* [Figure dataset records]:
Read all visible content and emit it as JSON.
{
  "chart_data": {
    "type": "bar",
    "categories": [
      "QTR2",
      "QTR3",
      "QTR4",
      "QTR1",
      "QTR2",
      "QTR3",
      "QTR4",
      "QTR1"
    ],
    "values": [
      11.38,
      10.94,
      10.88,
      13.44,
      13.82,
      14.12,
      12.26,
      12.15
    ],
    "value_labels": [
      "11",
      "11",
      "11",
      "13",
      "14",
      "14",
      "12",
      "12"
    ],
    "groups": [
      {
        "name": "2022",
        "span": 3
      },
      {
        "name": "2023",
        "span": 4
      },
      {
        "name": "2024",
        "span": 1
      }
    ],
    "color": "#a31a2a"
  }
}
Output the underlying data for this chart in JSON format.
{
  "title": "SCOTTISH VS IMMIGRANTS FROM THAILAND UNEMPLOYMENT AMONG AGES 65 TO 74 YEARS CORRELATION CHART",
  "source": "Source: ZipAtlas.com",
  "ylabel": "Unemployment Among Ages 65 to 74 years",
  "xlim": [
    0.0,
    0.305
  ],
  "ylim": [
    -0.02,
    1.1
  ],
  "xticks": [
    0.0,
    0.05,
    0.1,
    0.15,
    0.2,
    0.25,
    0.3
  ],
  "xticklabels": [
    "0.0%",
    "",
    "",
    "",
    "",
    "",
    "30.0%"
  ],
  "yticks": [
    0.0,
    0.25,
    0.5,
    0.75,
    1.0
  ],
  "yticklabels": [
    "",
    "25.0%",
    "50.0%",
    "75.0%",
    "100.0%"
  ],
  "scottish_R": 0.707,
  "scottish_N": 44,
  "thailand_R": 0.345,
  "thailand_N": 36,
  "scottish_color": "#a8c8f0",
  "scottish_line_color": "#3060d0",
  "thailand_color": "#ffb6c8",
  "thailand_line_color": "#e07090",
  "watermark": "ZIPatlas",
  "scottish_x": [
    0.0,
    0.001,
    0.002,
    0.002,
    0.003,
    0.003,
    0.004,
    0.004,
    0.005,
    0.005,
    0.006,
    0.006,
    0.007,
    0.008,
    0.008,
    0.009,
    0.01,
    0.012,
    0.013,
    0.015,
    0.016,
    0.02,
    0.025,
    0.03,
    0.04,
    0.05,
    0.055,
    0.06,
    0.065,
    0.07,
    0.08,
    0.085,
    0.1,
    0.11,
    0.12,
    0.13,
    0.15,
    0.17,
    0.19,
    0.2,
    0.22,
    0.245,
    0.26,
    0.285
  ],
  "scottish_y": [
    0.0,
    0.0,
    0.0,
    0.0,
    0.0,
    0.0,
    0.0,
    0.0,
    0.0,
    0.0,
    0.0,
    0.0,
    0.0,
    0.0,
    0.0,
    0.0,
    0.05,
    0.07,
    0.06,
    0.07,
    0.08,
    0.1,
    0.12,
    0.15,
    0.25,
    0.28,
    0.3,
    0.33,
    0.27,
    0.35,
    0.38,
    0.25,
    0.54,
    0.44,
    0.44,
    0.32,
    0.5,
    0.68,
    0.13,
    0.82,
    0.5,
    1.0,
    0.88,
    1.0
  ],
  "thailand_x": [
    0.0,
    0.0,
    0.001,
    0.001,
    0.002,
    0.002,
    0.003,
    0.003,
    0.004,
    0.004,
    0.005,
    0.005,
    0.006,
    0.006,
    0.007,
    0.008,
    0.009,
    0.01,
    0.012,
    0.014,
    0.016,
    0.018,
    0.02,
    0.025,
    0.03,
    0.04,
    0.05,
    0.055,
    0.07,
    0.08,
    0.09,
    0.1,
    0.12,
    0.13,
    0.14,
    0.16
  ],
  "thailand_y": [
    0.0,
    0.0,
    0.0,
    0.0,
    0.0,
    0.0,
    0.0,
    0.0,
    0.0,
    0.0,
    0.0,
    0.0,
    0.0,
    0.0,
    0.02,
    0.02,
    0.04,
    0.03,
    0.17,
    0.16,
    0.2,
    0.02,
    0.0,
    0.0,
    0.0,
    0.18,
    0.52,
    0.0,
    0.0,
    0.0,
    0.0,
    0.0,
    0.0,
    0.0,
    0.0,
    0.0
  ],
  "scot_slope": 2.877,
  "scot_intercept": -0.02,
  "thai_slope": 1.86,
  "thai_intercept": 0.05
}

* [Job]:
Return each line that includes "JSON".

* [Response to the exercise]:
Read all visible content and emit it as JSON.
Output the underlying data for this chart in JSON format.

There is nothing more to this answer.